### Set exercise
In the entries below, count the lines holding "values". Reply with the number only.

### Working data
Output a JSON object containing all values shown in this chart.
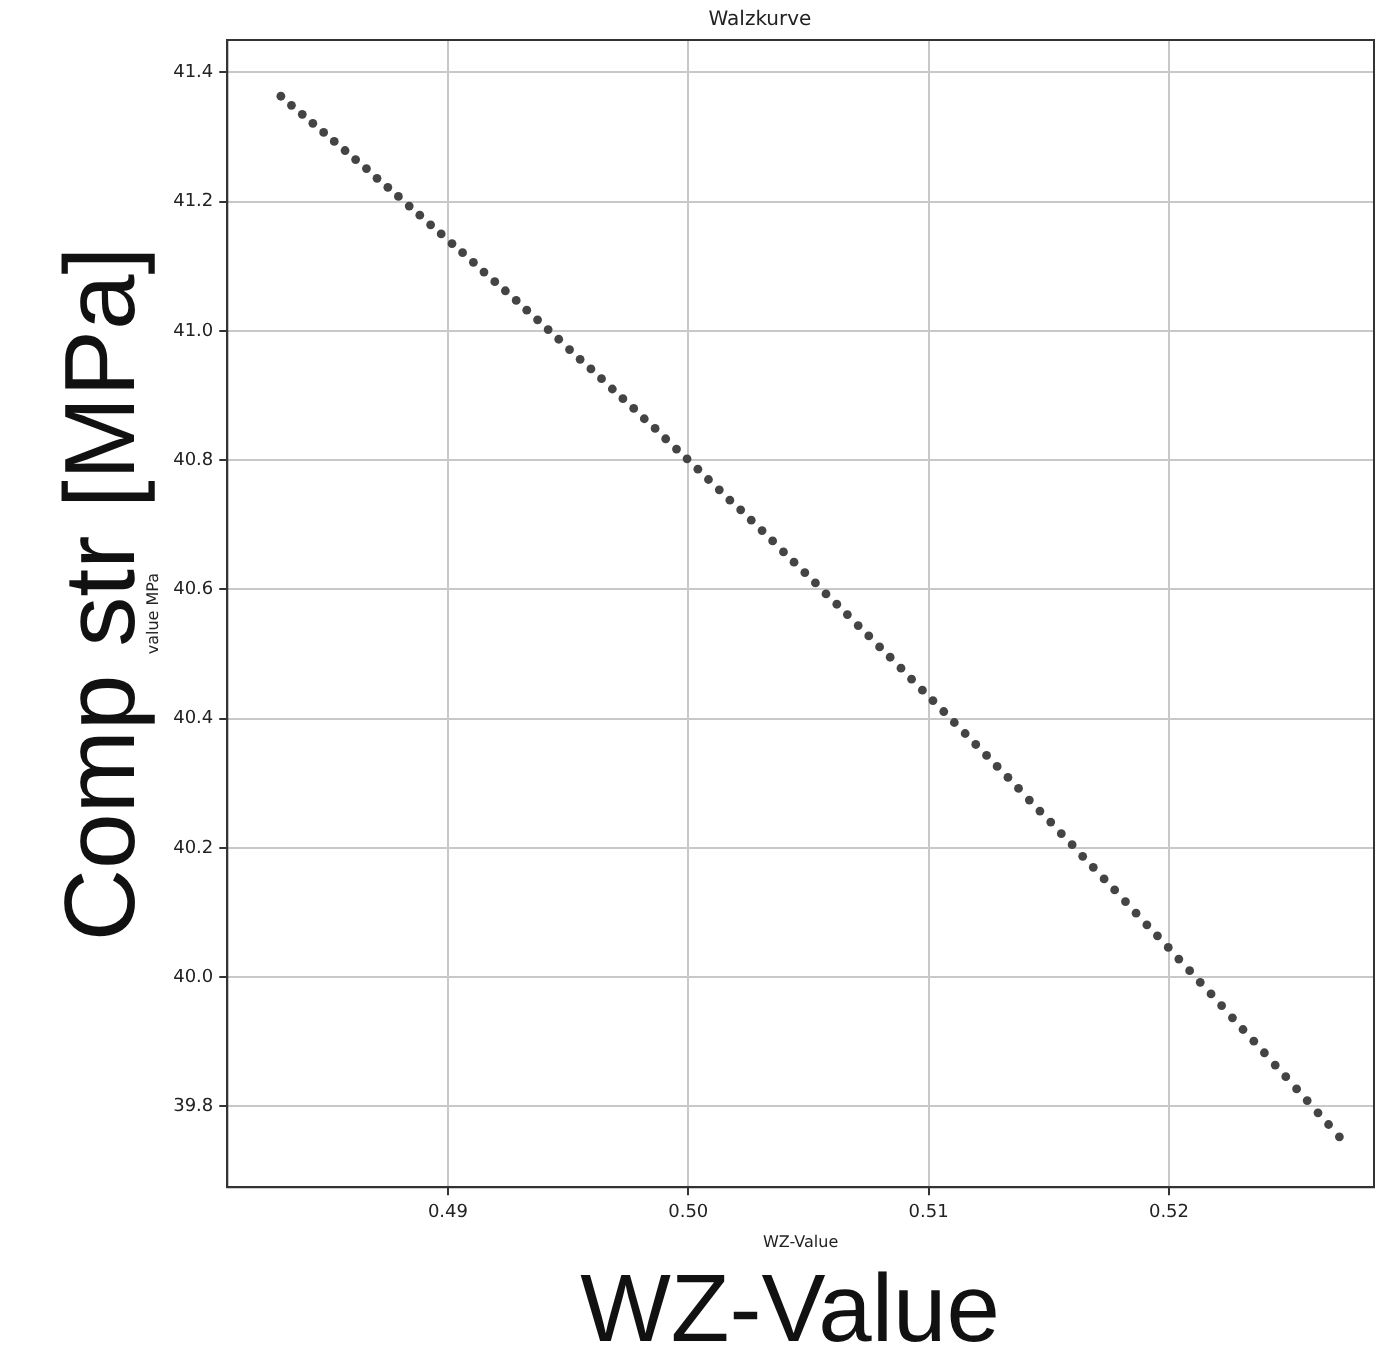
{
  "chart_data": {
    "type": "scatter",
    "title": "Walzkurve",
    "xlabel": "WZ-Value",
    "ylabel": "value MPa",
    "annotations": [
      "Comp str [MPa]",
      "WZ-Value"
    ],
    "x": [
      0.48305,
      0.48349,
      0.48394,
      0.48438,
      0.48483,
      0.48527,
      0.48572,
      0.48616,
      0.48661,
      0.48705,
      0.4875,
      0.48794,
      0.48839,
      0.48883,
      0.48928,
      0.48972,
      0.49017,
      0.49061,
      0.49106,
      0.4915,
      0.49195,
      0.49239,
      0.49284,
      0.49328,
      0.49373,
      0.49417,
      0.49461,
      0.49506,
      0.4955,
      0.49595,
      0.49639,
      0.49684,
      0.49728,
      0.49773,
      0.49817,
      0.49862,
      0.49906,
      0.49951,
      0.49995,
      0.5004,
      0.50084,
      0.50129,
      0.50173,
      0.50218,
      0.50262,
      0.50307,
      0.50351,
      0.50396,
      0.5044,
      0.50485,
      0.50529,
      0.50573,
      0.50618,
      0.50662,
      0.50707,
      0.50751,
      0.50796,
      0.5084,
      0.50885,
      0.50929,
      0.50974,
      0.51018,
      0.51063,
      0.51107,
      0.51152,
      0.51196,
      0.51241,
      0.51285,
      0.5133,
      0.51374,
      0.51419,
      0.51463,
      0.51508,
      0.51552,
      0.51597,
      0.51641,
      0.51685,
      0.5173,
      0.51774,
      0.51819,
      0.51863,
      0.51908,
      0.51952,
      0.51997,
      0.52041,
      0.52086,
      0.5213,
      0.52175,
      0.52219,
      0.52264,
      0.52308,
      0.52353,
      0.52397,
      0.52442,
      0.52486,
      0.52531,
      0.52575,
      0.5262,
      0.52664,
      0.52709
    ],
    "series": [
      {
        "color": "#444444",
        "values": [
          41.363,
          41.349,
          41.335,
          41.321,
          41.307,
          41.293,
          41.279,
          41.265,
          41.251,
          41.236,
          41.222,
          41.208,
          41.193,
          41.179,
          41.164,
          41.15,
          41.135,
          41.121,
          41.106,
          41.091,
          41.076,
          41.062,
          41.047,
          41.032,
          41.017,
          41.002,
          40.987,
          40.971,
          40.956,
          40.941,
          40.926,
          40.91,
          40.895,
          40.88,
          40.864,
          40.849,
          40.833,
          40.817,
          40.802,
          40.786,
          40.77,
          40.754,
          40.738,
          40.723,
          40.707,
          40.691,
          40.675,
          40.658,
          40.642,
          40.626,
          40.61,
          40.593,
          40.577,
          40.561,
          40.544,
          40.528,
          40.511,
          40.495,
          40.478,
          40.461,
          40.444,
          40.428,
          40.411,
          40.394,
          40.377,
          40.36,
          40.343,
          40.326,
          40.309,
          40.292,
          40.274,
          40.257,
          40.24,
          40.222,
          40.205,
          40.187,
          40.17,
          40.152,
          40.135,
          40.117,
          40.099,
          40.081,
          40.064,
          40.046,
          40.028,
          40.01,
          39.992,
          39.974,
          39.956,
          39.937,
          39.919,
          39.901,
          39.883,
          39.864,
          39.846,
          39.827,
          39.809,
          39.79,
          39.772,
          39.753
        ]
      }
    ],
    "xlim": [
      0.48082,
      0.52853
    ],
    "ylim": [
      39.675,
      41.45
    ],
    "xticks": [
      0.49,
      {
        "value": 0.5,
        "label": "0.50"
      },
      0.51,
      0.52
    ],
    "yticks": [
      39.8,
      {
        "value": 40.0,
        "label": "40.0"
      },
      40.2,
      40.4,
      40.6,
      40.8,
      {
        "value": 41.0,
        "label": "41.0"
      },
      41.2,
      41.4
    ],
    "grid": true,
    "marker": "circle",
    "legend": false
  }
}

### Result of the task
2